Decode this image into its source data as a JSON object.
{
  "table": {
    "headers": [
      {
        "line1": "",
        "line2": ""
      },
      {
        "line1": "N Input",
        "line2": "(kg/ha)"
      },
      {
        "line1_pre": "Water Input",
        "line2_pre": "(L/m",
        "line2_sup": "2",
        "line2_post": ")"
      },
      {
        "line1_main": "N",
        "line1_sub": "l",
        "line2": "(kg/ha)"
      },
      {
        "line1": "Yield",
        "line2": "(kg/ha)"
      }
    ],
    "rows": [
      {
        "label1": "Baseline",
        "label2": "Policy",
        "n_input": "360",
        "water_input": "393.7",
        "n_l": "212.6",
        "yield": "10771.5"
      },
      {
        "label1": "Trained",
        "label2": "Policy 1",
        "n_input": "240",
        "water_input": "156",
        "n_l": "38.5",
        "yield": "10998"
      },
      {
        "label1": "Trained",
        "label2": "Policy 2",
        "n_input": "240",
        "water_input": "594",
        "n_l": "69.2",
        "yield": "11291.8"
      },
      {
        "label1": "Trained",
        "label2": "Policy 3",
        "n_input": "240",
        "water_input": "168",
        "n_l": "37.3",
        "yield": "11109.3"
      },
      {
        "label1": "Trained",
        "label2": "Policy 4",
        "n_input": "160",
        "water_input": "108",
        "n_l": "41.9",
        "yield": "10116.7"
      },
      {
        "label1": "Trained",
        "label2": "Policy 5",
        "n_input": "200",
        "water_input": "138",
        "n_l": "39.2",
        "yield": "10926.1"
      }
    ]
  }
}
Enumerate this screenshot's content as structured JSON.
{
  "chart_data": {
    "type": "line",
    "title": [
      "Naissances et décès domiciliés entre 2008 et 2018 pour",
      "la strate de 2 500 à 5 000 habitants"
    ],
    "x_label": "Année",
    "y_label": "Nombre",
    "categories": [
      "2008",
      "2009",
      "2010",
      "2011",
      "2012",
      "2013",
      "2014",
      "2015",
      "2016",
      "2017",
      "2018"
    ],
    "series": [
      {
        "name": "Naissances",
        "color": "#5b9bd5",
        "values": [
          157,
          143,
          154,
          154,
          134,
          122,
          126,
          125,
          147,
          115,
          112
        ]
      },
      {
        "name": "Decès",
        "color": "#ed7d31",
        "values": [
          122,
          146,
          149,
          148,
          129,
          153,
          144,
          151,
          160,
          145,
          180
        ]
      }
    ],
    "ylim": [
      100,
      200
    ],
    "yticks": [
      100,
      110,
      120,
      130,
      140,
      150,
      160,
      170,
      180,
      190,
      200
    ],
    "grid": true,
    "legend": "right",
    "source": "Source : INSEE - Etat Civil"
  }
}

* * *

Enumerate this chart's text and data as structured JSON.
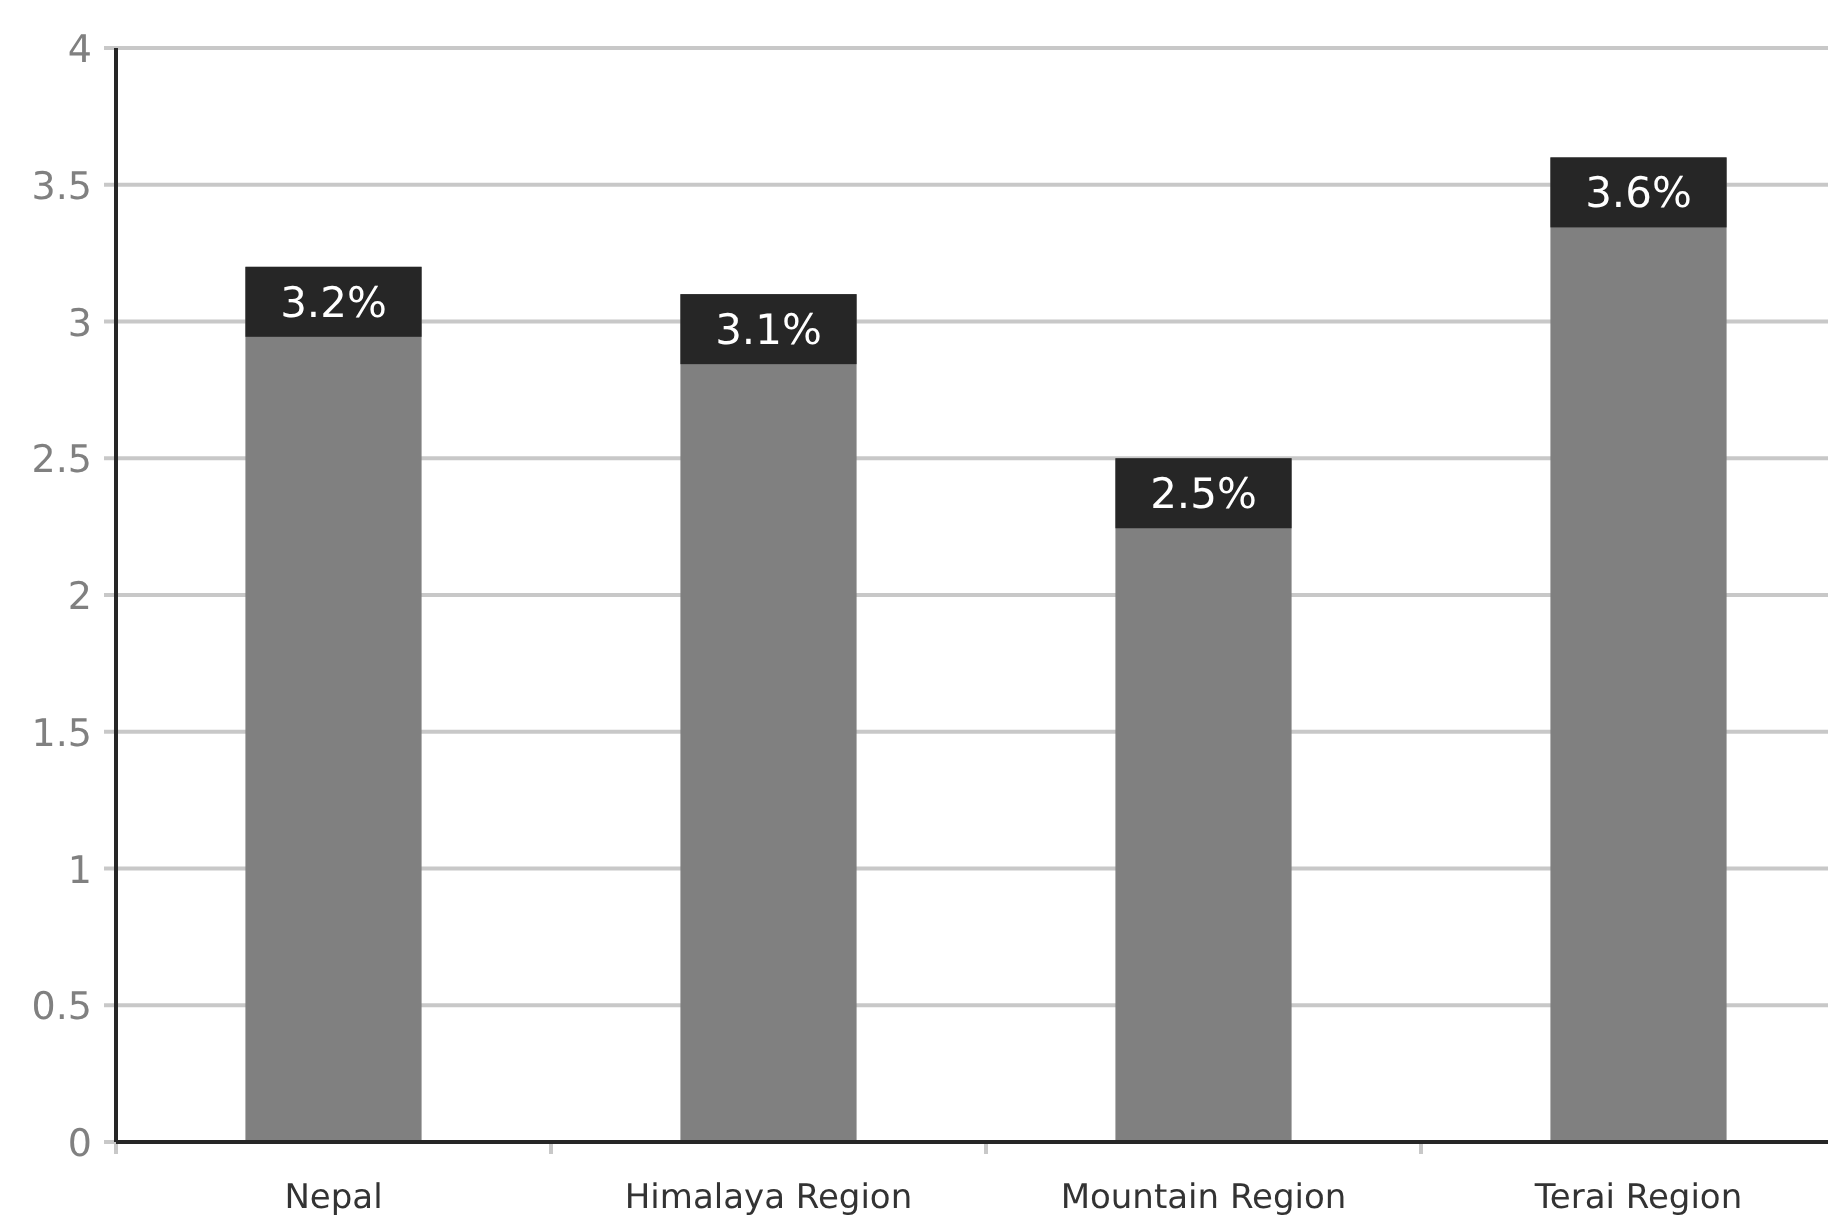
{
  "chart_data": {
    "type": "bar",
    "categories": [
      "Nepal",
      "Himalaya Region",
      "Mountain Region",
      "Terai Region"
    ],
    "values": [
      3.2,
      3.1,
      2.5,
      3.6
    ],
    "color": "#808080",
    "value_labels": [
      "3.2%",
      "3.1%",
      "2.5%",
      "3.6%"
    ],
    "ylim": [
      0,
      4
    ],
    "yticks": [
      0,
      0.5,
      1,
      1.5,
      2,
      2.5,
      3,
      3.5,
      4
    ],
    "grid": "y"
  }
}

- Written exercise: Extract each line from the entries above that contains the string "color".

- Answer to this problem:
        "color": "#5b9bd5",
        "color": "#ed7d31",
    "color": "#808080",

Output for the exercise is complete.